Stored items
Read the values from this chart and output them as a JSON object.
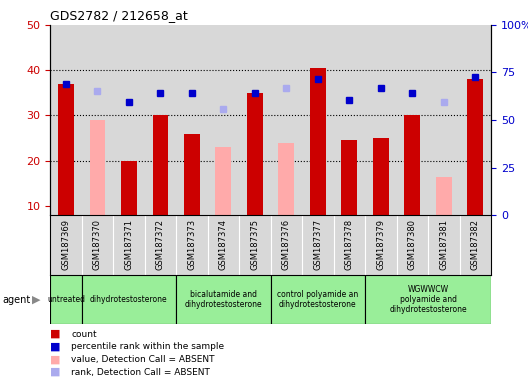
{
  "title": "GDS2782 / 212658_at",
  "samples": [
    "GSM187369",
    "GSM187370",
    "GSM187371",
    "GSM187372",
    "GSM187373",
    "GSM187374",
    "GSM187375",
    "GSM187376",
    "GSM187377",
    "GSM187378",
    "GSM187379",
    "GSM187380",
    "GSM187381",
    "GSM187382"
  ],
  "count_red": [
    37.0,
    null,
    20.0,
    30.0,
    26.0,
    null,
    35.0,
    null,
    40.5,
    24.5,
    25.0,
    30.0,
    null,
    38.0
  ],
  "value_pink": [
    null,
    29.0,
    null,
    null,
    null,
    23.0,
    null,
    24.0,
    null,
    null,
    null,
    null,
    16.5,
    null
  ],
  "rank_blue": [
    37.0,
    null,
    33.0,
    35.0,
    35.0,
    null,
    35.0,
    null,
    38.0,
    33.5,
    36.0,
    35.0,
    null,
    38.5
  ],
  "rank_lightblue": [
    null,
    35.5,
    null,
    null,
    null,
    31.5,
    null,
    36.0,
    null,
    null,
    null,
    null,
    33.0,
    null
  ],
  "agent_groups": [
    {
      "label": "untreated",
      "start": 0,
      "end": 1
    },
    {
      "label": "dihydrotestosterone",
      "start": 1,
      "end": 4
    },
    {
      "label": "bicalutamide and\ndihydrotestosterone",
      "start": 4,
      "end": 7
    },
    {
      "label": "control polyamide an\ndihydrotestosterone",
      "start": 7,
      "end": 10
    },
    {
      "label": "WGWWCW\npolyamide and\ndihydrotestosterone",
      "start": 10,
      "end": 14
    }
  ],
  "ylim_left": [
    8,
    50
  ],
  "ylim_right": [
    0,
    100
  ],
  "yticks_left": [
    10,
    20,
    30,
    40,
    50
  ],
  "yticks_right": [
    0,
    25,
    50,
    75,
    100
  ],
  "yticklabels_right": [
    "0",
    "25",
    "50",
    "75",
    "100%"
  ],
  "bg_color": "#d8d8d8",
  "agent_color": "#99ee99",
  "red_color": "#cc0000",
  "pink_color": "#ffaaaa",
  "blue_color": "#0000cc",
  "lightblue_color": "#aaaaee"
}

*Exercise instructions*
Output all of the data exactly as it stands, minus any images.

*Solution to this task*
Read the values from this chart and output them as a JSON object.
{
  "title": "GDS2782 / 212658_at",
  "samples": [
    "GSM187369",
    "GSM187370",
    "GSM187371",
    "GSM187372",
    "GSM187373",
    "GSM187374",
    "GSM187375",
    "GSM187376",
    "GSM187377",
    "GSM187378",
    "GSM187379",
    "GSM187380",
    "GSM187381",
    "GSM187382"
  ],
  "count_red": [
    37.0,
    null,
    20.0,
    30.0,
    26.0,
    null,
    35.0,
    null,
    40.5,
    24.5,
    25.0,
    30.0,
    null,
    38.0
  ],
  "value_pink": [
    null,
    29.0,
    null,
    null,
    null,
    23.0,
    null,
    24.0,
    null,
    null,
    null,
    null,
    16.5,
    null
  ],
  "rank_blue": [
    37.0,
    null,
    33.0,
    35.0,
    35.0,
    null,
    35.0,
    null,
    38.0,
    33.5,
    36.0,
    35.0,
    null,
    38.5
  ],
  "rank_lightblue": [
    null,
    35.5,
    null,
    null,
    null,
    31.5,
    null,
    36.0,
    null,
    null,
    null,
    null,
    33.0,
    null
  ],
  "agent_groups": [
    {
      "label": "untreated",
      "start": 0,
      "end": 1
    },
    {
      "label": "dihydrotestosterone",
      "start": 1,
      "end": 4
    },
    {
      "label": "bicalutamide and\ndihydrotestosterone",
      "start": 4,
      "end": 7
    },
    {
      "label": "control polyamide an\ndihydrotestosterone",
      "start": 7,
      "end": 10
    },
    {
      "label": "WGWWCW\npolyamide and\ndihydrotestosterone",
      "start": 10,
      "end": 14
    }
  ],
  "ylim_left": [
    8,
    50
  ],
  "ylim_right": [
    0,
    100
  ],
  "yticks_left": [
    10,
    20,
    30,
    40,
    50
  ],
  "yticks_right": [
    0,
    25,
    50,
    75,
    100
  ],
  "yticklabels_right": [
    "0",
    "25",
    "50",
    "75",
    "100%"
  ],
  "bg_color": "#d8d8d8",
  "agent_color": "#99ee99",
  "red_color": "#cc0000",
  "pink_color": "#ffaaaa",
  "blue_color": "#0000cc",
  "lightblue_color": "#aaaaee"
}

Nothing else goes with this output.